>> begin

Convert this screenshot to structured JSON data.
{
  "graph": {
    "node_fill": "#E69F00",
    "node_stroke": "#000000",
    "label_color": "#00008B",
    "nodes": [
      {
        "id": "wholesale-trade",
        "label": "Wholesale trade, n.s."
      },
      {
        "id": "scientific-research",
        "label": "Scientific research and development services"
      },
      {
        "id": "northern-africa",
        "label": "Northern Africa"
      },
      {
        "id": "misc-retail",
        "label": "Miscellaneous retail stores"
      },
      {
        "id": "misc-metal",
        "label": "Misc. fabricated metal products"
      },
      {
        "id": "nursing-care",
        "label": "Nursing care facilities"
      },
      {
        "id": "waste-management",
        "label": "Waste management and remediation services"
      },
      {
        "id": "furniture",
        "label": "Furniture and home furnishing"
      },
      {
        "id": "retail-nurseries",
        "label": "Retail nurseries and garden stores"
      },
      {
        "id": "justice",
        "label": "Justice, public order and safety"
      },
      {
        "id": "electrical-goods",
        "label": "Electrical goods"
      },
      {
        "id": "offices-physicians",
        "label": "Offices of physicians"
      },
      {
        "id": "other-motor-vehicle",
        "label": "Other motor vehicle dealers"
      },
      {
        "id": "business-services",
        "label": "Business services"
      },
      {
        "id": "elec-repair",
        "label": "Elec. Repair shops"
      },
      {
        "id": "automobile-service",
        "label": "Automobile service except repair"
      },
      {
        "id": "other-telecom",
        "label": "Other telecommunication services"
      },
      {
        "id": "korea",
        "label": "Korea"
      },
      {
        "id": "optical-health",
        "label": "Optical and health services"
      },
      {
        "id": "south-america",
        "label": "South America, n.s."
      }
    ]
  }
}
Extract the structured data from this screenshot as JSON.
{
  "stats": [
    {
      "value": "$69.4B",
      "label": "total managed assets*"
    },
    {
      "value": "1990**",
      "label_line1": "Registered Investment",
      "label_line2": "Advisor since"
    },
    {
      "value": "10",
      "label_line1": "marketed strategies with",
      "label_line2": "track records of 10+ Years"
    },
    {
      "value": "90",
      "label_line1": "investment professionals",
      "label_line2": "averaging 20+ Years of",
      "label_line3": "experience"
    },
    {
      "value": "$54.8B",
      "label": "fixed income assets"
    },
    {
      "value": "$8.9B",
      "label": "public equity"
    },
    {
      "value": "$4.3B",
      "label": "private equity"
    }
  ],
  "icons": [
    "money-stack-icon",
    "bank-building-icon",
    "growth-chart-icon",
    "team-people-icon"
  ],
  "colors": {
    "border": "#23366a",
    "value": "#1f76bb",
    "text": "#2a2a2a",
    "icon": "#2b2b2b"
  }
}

>> end

What is required. Reproduce the final stretch of the data above: every line from the one holding "Extract the structured" through the end, inclusive, exactly as written and nothing else.

In response.
Extract the structured data from this screenshot as JSON.
{
  "stats": [
    {
      "value": "$69.4B",
      "label": "total managed assets*"
    },
    {
      "value": "1990**",
      "label_line1": "Registered Investment",
      "label_line2": "Advisor since"
    },
    {
      "value": "10",
      "label_line1": "marketed strategies with",
      "label_line2": "track records of 10+ Years"
    },
    {
      "value": "90",
      "label_line1": "investment professionals",
      "label_line2": "averaging 20+ Years of",
      "label_line3": "experience"
    },
    {
      "value": "$54.8B",
      "label": "fixed income assets"
    },
    {
      "value": "$8.9B",
      "label": "public equity"
    },
    {
      "value": "$4.3B",
      "label": "private equity"
    }
  ],
  "icons": [
    "money-stack-icon",
    "bank-building-icon",
    "growth-chart-icon",
    "team-people-icon"
  ],
  "colors": {
    "border": "#23366a",
    "value": "#1f76bb",
    "text": "#2a2a2a",
    "icon": "#2b2b2b"
  }
}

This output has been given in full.